# START OF Excerpt to read
Data archiving philosophy questions (LONG)

The111 · Jun 1, 2010

Looking for critique on my thought process here, and a few unanswered questions regarding data corruption.

As a photographer and videographer I generate a sizeable amount of data very quickly, data that I want to last a lifetime. For years I archived it on optical discs in triplicate (2 copies stored at home, 1 away from home), but this grows increasingly impractical for many reasons, and I also still fear data dropout from the optical medium over time (everyone has had burned discs go bad).

So, I've swapped to HDD storage. Right now my current "archive of everything" is about 650GB. I have 3x 1TB drives (WDC Black) that I use as mirrored backup disks (2 stored at home, 1 away from home). I don't like the idea of RAID because I don't want any sort of disk array that is reliant on any software or hardware external to the disk to function (mobo, drivers, etc). I refer to my manually mirrored triplicate disk concept as "ghetto RAID" since it accomplishes the same thing (and more, since the 3rd disc is off-site in case of fire, etc). The disks are only powered on when I am transferring data to or from. I store them in ESD cases and when I need to hook them up to PC I use an e-SATA dock. There is another 1TB drive in my desktop machine which contains the same archive for immediate access and also for daily updates (the backup discs get updated much less often).

I am mostly content with my methods, but one thing concerns me: data corruption. I don't know much about it, but I do know that data can go bad over time. More specifically, I'm worried about unintentionally replicating corrupt data over good data in my manual backup process.

Scenario 1 (acceptable corruption): Let's say that in my desktop I have my current archive defined as ABCDEF. And I also have this ABCDEF mirrored on my 3 external disks. Over the course of a few weeks, I update the archive in my machine such that ABCDEF becomes ABCDEF+G. Very easy to update all 3 external disks to ABCDEFG (simply add G to each disk). If, anywhere along the line, "C" has gone corrupt on any of the 4 disks, that corruption stays isolated to the one disk (since I have not over-written any of the C's). Somewhere in the future I become aware of the corruption, and it's no problem, I simply get a good "C" from one of the other disks.

Scenario 2 (unacceptable corruption): Let's call the archive A1B1C1D1E1F1. Over the course of a few weeks, the version in my machine which I update daily is transformed into A2B2C2D2E2F2+G. These 1->2 changes are minor. Maybe I've altered 4 photos out of a batch of 4,000 in each instance. Maybe I've also modified the directory tree structure in such a way that it's easiest to just completely rewrite all 3 of my backup disks with the brand new A2B2C2D2E2F2G set, and blow away A1B1C1D1E1F1 on all of these backups. Now, what if, unknown to me, a large part of C1 became corrupt on my internal drive. I changed C1 to C2 by modifying 4 out of 4,000 photos (another 2,000 have gone bad but I never discovered it). When I get rid of all my backup C1's and replace them with C2's... I am replicating this unknown corruption onto all my backups. VERY BAD. How do I avoid this?

I think the key here is that the corruption occurred "unknown to me." As I said, I don't know a lot about data corruption... I just know it happens. How can I check for it? Right now, if I copy a very large directory from one disk to another, when it is done copying, I check the "properties" in windows for each folder, and I compare the file count and byte count. If both numbers are identical, I have always assumed that the backup was successful and both folders on their respective disk are indeed identical. Is this a valid assumption? If it is, then I can always check for data corruption on my primary internal disk by comparing it to external disks just before making any internal modifications which might results in overwriting archive data on all the external disks.
# END OF Excerpt to read
- _Directive_: According to the data archiving thread, how large is the poster's current "archive of everything"?
# START OF Data segment
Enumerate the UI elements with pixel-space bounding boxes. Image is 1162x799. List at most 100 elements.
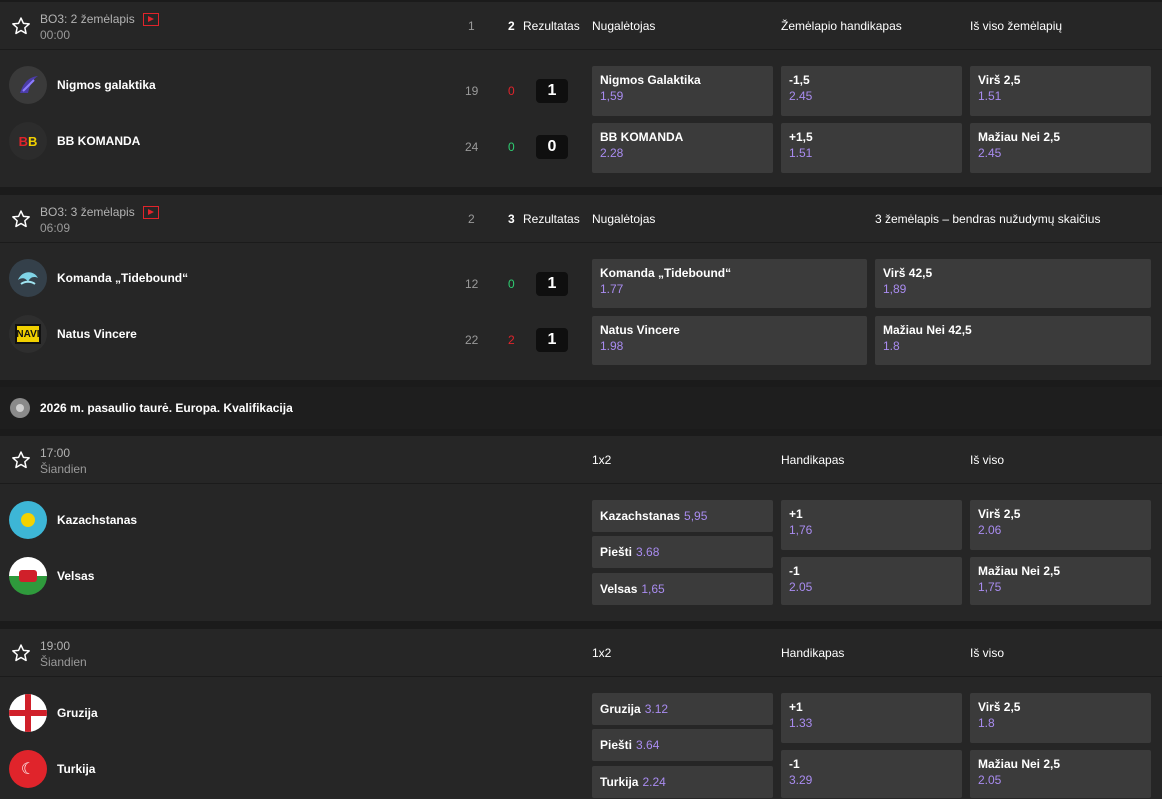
# END OF Data segment
- _Answer for this exercise_: About 650GB.